--- Start Extracted entries ---
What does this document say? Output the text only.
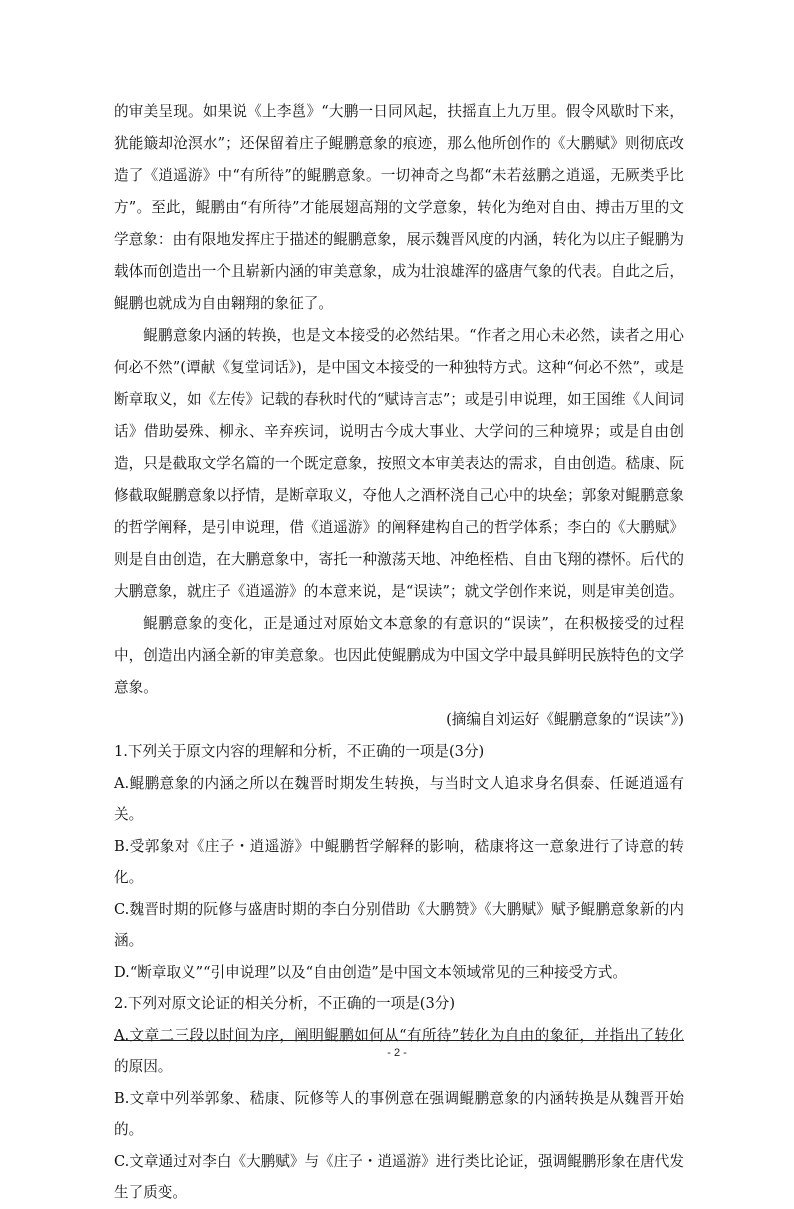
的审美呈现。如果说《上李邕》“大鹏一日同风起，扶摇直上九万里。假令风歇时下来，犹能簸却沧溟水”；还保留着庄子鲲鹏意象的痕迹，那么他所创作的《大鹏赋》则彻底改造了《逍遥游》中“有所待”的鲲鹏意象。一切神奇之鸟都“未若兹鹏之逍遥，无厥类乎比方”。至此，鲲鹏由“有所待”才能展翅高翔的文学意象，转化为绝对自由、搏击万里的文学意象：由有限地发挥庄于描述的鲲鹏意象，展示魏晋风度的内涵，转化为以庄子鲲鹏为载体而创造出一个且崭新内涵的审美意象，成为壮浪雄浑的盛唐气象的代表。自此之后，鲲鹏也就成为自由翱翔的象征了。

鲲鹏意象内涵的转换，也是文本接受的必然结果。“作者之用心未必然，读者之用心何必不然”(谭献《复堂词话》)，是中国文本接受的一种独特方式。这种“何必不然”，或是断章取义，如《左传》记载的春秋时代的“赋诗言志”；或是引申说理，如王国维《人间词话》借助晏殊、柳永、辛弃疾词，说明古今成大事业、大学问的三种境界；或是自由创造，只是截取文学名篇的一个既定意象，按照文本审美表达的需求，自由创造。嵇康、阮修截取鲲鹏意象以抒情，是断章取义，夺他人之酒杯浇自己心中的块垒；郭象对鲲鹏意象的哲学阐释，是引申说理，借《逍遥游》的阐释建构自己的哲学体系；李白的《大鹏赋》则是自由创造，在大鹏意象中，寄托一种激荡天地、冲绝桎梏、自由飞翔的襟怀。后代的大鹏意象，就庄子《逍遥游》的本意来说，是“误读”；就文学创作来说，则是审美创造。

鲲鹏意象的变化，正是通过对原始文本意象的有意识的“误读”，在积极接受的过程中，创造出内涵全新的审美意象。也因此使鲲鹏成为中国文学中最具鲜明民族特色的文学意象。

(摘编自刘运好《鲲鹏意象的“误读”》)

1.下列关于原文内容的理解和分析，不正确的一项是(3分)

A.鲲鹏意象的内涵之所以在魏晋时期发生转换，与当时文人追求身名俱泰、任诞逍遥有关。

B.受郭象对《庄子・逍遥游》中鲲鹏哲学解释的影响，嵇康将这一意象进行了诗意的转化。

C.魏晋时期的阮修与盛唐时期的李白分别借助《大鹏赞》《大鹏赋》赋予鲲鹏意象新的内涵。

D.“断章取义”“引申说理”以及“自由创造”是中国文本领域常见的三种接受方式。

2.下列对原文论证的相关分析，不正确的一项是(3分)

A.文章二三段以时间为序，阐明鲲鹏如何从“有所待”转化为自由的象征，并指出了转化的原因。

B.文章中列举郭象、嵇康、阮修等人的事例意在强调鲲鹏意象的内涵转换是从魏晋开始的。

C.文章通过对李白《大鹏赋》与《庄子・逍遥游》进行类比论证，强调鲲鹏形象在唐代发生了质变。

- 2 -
--- End Extracted entries ---
_Set task_. Omit the pictures, then quote the rest of the material above exactly.

_Exercise result_.
What does this document say? Output the text only.
的审美呈现。如果说《上李邕》“大鹏一日同风起，扶摇直上九万里。假令风歇时下来，犹能簸却沧溟水”；还保留着庄子鲲鹏意象的痕迹，那么他所创作的《大鹏赋》则彻底改造了《逍遥游》中“有所待”的鲲鹏意象。一切神奇之鸟都“未若兹鹏之逍遥，无厥类乎比方”。至此，鲲鹏由“有所待”才能展翅高翔的文学意象，转化为绝对自由、搏击万里的文学意象：由有限地发挥庄于描述的鲲鹏意象，展示魏晋风度的内涵，转化为以庄子鲲鹏为载体而创造出一个且崭新内涵的审美意象，成为壮浪雄浑的盛唐气象的代表。自此之后，鲲鹏也就成为自由翱翔的象征了。

鲲鹏意象内涵的转换，也是文本接受的必然结果。“作者之用心未必然，读者之用心何必不然”(谭献《复堂词话》)，是中国文本接受的一种独特方式。这种“何必不然”，或是断章取义，如《左传》记载的春秋时代的“赋诗言志”；或是引申说理，如王国维《人间词话》借助晏殊、柳永、辛弃疾词，说明古今成大事业、大学问的三种境界；或是自由创造，只是截取文学名篇的一个既定意象，按照文本审美表达的需求，自由创造。嵇康、阮修截取鲲鹏意象以抒情，是断章取义，夺他人之酒杯浇自己心中的块垒；郭象对鲲鹏意象的哲学阐释，是引申说理，借《逍遥游》的阐释建构自己的哲学体系；李白的《大鹏赋》则是自由创造，在大鹏意象中，寄托一种激荡天地、冲绝桎梏、自由飞翔的襟怀。后代的大鹏意象，就庄子《逍遥游》的本意来说，是“误读”；就文学创作来说，则是审美创造。

鲲鹏意象的变化，正是通过对原始文本意象的有意识的“误读”，在积极接受的过程中，创造出内涵全新的审美意象。也因此使鲲鹏成为中国文学中最具鲜明民族特色的文学意象。

(摘编自刘运好《鲲鹏意象的“误读”》)

1.下列关于原文内容的理解和分析，不正确的一项是(3分)

A.鲲鹏意象的内涵之所以在魏晋时期发生转换，与当时文人追求身名俱泰、任诞逍遥有关。

B.受郭象对《庄子・逍遥游》中鲲鹏哲学解释的影响，嵇康将这一意象进行了诗意的转化。

C.魏晋时期的阮修与盛唐时期的李白分别借助《大鹏赞》《大鹏赋》赋予鲲鹏意象新的内涵。

D.“断章取义”“引申说理”以及“自由创造”是中国文本领域常见的三种接受方式。

2.下列对原文论证的相关分析，不正确的一项是(3分)

A.文章二三段以时间为序，阐明鲲鹏如何从“有所待”转化为自由的象征，并指出了转化的原因。

B.文章中列举郭象、嵇康、阮修等人的事例意在强调鲲鹏意象的内涵转换是从魏晋开始的。

C.文章通过对李白《大鹏赋》与《庄子・逍遥游》进行类比论证，强调鲲鹏形象在唐代发生了质变。

- 2 -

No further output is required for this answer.